### ENTRIES PROVIDED

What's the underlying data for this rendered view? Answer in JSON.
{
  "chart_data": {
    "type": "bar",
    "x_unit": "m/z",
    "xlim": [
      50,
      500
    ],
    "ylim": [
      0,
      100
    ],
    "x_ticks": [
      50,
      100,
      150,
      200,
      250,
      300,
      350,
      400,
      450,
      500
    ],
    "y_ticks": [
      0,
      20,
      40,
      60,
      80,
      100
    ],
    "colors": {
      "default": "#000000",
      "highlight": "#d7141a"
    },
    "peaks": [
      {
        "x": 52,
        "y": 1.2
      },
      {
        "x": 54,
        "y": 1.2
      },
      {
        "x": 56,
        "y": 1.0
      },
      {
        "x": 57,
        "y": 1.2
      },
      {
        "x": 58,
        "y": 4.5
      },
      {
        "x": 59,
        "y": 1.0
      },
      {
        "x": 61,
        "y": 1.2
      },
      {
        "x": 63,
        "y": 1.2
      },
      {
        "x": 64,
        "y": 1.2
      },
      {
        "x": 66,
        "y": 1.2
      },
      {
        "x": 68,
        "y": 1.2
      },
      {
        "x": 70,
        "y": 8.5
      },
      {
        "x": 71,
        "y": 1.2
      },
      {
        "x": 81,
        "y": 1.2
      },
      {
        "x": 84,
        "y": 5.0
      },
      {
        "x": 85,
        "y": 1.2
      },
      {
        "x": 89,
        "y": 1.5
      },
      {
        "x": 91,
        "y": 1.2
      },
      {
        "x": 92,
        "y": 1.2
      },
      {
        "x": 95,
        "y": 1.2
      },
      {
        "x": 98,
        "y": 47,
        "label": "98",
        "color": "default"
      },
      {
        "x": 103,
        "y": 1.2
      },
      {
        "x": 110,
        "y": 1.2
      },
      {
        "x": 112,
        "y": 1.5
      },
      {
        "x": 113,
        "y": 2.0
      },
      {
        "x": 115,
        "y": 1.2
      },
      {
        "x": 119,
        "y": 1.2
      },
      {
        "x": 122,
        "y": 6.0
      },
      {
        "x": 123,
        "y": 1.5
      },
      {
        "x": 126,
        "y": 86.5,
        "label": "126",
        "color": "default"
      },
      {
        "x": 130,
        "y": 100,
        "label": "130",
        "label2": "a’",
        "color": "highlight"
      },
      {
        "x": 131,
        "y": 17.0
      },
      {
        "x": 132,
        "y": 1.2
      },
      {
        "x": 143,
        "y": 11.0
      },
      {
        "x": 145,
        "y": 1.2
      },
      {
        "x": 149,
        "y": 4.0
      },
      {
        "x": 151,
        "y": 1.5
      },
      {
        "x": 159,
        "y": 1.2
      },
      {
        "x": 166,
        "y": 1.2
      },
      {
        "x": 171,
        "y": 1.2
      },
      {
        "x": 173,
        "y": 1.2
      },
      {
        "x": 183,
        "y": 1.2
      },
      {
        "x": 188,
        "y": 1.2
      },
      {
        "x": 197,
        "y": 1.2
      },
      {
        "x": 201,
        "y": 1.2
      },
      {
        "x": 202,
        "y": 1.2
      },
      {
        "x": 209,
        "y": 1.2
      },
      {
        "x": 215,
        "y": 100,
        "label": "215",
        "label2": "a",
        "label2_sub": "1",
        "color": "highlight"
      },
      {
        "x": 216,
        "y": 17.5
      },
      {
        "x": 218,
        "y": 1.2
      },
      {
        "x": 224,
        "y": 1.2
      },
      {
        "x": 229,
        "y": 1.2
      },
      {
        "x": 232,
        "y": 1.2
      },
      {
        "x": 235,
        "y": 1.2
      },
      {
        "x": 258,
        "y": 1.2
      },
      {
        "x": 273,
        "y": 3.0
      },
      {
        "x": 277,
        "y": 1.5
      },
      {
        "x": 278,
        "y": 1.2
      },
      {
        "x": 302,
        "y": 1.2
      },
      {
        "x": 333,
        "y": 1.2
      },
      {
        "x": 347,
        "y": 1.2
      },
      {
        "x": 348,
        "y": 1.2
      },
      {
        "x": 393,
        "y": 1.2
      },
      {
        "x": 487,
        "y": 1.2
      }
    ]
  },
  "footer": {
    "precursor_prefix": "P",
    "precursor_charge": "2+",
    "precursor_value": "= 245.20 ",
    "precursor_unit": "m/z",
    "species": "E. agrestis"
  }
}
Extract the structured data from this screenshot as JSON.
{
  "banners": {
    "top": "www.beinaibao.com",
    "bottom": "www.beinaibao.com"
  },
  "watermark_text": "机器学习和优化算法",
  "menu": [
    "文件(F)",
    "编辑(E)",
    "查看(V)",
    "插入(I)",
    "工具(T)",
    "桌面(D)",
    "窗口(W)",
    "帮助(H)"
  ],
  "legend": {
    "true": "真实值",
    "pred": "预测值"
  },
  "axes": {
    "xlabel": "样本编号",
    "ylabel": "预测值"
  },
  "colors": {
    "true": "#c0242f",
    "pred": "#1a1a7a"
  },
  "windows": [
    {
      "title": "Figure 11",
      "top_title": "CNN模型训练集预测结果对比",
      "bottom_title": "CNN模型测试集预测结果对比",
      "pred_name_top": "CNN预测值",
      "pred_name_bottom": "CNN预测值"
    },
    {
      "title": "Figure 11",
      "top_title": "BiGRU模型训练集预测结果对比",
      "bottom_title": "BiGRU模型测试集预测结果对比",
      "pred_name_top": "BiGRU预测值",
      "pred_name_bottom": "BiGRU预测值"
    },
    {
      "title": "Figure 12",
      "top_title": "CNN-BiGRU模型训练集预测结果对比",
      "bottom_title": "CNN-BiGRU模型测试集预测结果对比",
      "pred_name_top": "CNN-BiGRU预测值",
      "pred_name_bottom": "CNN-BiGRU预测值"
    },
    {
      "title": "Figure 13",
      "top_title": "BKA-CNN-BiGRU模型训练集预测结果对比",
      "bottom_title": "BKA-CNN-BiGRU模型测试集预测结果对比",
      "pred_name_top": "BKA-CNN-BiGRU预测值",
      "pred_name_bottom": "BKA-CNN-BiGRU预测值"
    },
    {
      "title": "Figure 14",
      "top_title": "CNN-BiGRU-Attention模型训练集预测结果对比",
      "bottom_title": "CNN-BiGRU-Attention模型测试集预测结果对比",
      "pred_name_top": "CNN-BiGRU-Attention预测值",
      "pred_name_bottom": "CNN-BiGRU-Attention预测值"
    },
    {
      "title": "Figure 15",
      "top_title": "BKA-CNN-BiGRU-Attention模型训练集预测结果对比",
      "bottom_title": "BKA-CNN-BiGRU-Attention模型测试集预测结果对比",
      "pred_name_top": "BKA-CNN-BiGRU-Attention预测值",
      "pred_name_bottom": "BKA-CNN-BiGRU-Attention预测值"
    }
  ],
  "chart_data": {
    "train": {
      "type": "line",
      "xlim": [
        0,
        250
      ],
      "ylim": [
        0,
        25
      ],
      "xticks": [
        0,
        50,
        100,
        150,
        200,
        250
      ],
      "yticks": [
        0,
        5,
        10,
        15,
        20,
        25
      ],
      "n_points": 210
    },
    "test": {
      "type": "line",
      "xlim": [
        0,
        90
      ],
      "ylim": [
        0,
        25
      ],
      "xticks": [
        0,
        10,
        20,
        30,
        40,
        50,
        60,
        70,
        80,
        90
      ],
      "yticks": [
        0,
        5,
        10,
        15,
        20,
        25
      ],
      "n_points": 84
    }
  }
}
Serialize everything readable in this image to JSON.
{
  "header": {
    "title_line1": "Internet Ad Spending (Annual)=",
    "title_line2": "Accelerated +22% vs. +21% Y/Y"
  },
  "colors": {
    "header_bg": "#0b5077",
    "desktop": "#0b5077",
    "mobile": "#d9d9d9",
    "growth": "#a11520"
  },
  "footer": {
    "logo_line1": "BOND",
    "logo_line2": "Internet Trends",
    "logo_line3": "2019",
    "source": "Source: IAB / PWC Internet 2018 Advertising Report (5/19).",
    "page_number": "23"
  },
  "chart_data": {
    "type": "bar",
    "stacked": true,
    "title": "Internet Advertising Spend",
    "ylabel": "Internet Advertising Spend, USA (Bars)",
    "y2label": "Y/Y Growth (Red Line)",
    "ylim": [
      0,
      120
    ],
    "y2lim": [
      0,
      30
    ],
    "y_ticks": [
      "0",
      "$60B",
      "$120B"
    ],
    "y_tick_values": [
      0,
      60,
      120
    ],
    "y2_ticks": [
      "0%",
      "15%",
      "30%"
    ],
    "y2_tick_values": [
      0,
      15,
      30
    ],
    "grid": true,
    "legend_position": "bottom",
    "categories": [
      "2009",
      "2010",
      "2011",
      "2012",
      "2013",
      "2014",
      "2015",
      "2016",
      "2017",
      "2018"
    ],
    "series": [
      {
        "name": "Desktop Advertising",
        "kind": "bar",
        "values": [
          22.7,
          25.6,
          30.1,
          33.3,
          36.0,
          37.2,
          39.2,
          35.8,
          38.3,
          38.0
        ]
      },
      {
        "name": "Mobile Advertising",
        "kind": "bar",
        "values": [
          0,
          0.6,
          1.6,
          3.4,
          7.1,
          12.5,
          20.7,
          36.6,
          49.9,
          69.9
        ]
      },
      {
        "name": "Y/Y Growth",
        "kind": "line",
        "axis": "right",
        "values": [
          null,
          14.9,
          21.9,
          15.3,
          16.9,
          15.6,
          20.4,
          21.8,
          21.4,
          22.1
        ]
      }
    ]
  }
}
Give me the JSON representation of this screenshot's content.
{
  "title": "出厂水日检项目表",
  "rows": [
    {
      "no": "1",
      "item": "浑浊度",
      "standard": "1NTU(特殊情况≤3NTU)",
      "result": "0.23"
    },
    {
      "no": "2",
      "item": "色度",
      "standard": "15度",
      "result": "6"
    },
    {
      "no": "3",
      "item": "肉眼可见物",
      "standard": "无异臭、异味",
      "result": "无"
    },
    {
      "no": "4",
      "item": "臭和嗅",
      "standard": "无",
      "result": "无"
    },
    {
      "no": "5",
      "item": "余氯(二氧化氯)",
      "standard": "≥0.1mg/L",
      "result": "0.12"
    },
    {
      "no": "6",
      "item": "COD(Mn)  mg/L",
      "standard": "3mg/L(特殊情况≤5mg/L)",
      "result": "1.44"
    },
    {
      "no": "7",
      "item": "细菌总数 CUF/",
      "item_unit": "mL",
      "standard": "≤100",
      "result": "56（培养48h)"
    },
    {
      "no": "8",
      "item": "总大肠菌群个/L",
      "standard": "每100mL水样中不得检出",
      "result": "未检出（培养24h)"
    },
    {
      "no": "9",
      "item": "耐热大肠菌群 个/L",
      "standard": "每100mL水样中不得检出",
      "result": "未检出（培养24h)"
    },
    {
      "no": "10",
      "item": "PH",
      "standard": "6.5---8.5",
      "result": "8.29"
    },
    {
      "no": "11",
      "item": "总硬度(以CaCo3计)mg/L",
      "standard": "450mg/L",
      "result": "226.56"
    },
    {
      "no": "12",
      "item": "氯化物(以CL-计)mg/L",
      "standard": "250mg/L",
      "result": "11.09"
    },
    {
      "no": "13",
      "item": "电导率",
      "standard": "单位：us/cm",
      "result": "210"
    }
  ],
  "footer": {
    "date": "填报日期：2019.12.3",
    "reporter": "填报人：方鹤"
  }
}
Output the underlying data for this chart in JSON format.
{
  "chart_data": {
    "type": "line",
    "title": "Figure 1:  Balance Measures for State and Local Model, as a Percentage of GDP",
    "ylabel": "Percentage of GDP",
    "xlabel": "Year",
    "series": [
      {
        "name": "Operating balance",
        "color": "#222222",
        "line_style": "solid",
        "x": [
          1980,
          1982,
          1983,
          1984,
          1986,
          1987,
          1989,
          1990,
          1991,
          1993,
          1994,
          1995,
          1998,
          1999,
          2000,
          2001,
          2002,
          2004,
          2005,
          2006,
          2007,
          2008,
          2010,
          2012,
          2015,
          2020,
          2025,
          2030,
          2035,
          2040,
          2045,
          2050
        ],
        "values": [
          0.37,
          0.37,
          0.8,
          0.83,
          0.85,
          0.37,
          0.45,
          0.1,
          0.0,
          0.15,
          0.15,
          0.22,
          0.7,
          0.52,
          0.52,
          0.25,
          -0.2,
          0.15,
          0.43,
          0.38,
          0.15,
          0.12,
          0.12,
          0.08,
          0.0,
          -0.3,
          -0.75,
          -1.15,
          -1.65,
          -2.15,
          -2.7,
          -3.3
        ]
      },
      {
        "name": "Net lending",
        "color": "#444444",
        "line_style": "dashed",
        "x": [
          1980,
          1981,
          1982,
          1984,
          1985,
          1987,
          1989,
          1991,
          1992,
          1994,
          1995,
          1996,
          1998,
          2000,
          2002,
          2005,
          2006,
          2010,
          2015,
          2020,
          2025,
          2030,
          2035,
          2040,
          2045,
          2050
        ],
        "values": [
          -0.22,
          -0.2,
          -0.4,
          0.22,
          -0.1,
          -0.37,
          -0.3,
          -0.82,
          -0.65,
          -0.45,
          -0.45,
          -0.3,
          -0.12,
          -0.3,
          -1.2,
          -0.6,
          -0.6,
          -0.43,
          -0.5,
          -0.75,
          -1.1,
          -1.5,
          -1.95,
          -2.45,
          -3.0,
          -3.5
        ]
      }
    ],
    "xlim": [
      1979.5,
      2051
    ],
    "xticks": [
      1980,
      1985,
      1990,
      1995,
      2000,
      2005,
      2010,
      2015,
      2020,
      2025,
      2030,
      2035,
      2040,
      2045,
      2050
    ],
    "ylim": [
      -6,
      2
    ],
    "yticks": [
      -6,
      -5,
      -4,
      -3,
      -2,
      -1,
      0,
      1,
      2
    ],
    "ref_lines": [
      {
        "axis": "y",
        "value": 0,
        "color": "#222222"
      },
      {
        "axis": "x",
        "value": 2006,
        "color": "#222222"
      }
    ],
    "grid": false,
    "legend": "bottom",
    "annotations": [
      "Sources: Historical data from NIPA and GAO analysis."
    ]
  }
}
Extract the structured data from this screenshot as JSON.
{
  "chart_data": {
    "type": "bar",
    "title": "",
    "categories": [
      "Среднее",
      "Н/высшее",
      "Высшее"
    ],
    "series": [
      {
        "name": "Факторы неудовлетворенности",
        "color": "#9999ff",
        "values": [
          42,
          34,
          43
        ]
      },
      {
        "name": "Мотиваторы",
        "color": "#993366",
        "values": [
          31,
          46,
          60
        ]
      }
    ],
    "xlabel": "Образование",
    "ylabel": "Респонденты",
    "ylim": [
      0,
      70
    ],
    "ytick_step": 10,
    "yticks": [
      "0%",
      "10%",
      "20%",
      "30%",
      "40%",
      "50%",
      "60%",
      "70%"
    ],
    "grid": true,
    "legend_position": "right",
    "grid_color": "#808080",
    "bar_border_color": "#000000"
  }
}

######

◆ AIM
Copy out all lines that carry the word "BiGRU模型训练集预测结果对比".

◆ ANSWER FOR THE TASK
      "top_title": "BiGRU模型训练集预测结果对比",
      "top_title": "CNN-BiGRU模型训练集预测结果对比",
      "top_title": "BKA-CNN-BiGRU模型训练集预测结果对比",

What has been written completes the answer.